::: DATA LINES :::
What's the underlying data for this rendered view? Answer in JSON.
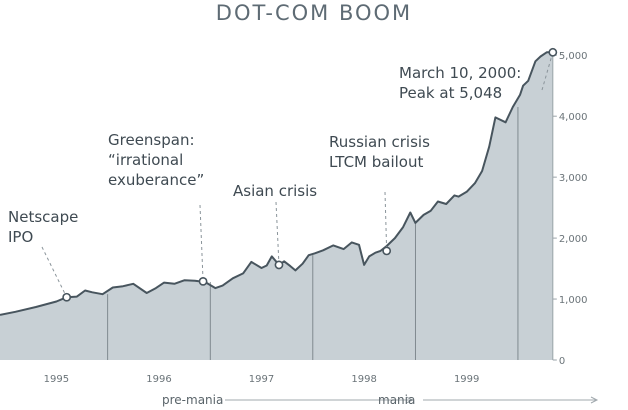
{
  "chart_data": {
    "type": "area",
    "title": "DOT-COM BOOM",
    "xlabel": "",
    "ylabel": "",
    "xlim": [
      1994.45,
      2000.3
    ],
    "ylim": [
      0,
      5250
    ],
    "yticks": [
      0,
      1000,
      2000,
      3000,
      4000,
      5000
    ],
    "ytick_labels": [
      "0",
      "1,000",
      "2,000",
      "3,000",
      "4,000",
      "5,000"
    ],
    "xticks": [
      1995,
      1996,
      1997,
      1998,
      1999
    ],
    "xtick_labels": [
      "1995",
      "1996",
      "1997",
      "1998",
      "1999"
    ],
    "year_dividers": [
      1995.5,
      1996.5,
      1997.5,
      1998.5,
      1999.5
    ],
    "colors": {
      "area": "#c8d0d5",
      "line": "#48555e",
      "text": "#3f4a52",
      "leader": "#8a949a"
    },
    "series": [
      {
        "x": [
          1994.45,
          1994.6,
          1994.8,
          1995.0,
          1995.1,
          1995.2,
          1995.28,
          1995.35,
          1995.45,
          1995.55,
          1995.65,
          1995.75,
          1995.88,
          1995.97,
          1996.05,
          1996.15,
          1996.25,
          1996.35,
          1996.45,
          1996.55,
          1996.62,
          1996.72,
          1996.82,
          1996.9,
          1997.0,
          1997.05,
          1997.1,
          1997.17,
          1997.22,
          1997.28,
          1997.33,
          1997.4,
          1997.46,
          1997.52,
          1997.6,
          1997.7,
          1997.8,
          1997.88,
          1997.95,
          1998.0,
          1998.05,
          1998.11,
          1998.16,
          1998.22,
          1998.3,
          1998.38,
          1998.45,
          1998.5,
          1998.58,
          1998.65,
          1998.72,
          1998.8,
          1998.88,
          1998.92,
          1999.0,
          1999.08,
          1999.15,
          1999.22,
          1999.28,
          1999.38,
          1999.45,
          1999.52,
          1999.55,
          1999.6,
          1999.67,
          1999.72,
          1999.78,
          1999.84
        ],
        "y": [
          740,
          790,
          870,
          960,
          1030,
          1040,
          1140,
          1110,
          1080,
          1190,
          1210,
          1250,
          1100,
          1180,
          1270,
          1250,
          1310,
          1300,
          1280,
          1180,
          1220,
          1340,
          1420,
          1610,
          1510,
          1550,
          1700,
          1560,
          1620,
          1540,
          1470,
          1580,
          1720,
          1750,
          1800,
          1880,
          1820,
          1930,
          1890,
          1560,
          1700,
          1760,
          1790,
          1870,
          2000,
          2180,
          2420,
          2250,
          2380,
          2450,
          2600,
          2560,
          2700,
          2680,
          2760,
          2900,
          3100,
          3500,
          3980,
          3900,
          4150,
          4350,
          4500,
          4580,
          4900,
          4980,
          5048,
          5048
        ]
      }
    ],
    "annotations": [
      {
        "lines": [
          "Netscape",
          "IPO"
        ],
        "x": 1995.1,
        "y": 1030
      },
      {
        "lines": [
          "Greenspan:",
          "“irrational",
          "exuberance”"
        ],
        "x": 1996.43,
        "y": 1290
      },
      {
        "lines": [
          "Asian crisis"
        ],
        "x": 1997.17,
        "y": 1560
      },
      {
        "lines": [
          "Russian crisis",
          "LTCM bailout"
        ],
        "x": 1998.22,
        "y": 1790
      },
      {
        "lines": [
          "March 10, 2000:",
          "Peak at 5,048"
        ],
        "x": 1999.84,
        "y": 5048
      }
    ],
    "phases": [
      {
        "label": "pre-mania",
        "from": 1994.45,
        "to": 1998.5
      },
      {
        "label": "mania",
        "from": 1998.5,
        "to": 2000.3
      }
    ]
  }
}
:::
WHAT YOU HAVE TO DO:
Print each line of the material above exactly, with the pictures removed from your copy.

FULL RESPONSE:
What's the underlying data for this rendered view? Answer in JSON.
{
  "chart_data": {
    "type": "area",
    "title": "DOT-COM BOOM",
    "xlabel": "",
    "ylabel": "",
    "xlim": [
      1994.45,
      2000.3
    ],
    "ylim": [
      0,
      5250
    ],
    "yticks": [
      0,
      1000,
      2000,
      3000,
      4000,
      5000
    ],
    "ytick_labels": [
      "0",
      "1,000",
      "2,000",
      "3,000",
      "4,000",
      "5,000"
    ],
    "xticks": [
      1995,
      1996,
      1997,
      1998,
      1999
    ],
    "xtick_labels": [
      "1995",
      "1996",
      "1997",
      "1998",
      "1999"
    ],
    "year_dividers": [
      1995.5,
      1996.5,
      1997.5,
      1998.5,
      1999.5
    ],
    "colors": {
      "area": "#c8d0d5",
      "line": "#48555e",
      "text": "#3f4a52",
      "leader": "#8a949a"
    },
    "series": [
      {
        "x": [
          1994.45,
          1994.6,
          1994.8,
          1995.0,
          1995.1,
          1995.2,
          1995.28,
          1995.35,
          1995.45,
          1995.55,
          1995.65,
          1995.75,
          1995.88,
          1995.97,
          1996.05,
          1996.15,
          1996.25,
          1996.35,
          1996.45,
          1996.55,
          1996.62,
          1996.72,
          1996.82,
          1996.9,
          1997.0,
          1997.05,
          1997.1,
          1997.17,
          1997.22,
          1997.28,
          1997.33,
          1997.4,
          1997.46,
          1997.52,
          1997.6,
          1997.7,
          1997.8,
          1997.88,
          1997.95,
          1998.0,
          1998.05,
          1998.11,
          1998.16,
          1998.22,
          1998.3,
          1998.38,
          1998.45,
          1998.5,
          1998.58,
          1998.65,
          1998.72,
          1998.8,
          1998.88,
          1998.92,
          1999.0,
          1999.08,
          1999.15,
          1999.22,
          1999.28,
          1999.38,
          1999.45,
          1999.52,
          1999.55,
          1999.6,
          1999.67,
          1999.72,
          1999.78,
          1999.84
        ],
        "y": [
          740,
          790,
          870,
          960,
          1030,
          1040,
          1140,
          1110,
          1080,
          1190,
          1210,
          1250,
          1100,
          1180,
          1270,
          1250,
          1310,
          1300,
          1280,
          1180,
          1220,
          1340,
          1420,
          1610,
          1510,
          1550,
          1700,
          1560,
          1620,
          1540,
          1470,
          1580,
          1720,
          1750,
          1800,
          1880,
          1820,
          1930,
          1890,
          1560,
          1700,
          1760,
          1790,
          1870,
          2000,
          2180,
          2420,
          2250,
          2380,
          2450,
          2600,
          2560,
          2700,
          2680,
          2760,
          2900,
          3100,
          3500,
          3980,
          3900,
          4150,
          4350,
          4500,
          4580,
          4900,
          4980,
          5048,
          5048
        ]
      }
    ],
    "annotations": [
      {
        "lines": [
          "Netscape",
          "IPO"
        ],
        "x": 1995.1,
        "y": 1030
      },
      {
        "lines": [
          "Greenspan:",
          "“irrational",
          "exuberance”"
        ],
        "x": 1996.43,
        "y": 1290
      },
      {
        "lines": [
          "Asian crisis"
        ],
        "x": 1997.17,
        "y": 1560
      },
      {
        "lines": [
          "Russian crisis",
          "LTCM bailout"
        ],
        "x": 1998.22,
        "y": 1790
      },
      {
        "lines": [
          "March 10, 2000:",
          "Peak at 5,048"
        ],
        "x": 1999.84,
        "y": 5048
      }
    ],
    "phases": [
      {
        "label": "pre-mania",
        "from": 1994.45,
        "to": 1998.5
      },
      {
        "label": "mania",
        "from": 1998.5,
        "to": 2000.3
      }
    ]
  }
}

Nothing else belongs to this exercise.